# What to produce
Below is a block of records; repeat each one exactly.

## BEGIN

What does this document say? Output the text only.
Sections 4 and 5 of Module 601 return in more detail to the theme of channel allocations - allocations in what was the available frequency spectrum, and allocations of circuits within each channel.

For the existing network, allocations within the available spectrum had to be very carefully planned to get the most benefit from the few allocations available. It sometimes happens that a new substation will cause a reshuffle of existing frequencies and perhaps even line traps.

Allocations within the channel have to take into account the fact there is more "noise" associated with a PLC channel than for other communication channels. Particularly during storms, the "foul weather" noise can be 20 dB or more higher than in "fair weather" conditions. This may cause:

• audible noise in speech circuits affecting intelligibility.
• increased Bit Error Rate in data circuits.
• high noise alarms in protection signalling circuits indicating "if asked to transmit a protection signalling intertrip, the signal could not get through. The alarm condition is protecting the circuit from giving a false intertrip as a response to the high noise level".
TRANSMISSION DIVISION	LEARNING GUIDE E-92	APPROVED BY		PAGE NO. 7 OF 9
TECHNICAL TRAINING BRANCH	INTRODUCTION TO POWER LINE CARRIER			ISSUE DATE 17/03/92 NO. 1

## END

# Finished exercise
What does this document say? Output the text only.
Sections 4 and 5 of Module 601 return in more detail to the theme of channel allocations - allocations in what was the available frequency spectrum, and allocations of circuits within each channel.

For the existing network, allocations within the available spectrum had to be very carefully planned to get the most benefit from the few allocations available. It sometimes happens that a new substation will cause a reshuffle of existing frequencies and perhaps even line traps.

Allocations within the channel have to take into account the fact there is more "noise" associated with a PLC channel than for other communication channels. Particularly during storms, the "foul weather" noise can be 20 dB or more higher than in "fair weather" conditions. This may cause:

• audible noise in speech circuits affecting intelligibility.
• increased Bit Error Rate in data circuits.
• high noise alarms in protection signalling circuits indicating "if asked to transmit a protection signalling intertrip, the signal could not get through. The alarm condition is protecting the circuit from giving a false intertrip as a response to the high noise level".
TRANSMISSION DIVISION	LEARNING GUIDE E-92	APPROVED BY		PAGE NO. 7 OF 9
TECHNICAL TRAINING BRANCH	INTRODUCTION TO POWER LINE CARRIER			ISSUE DATE 17/03/92 NO. 1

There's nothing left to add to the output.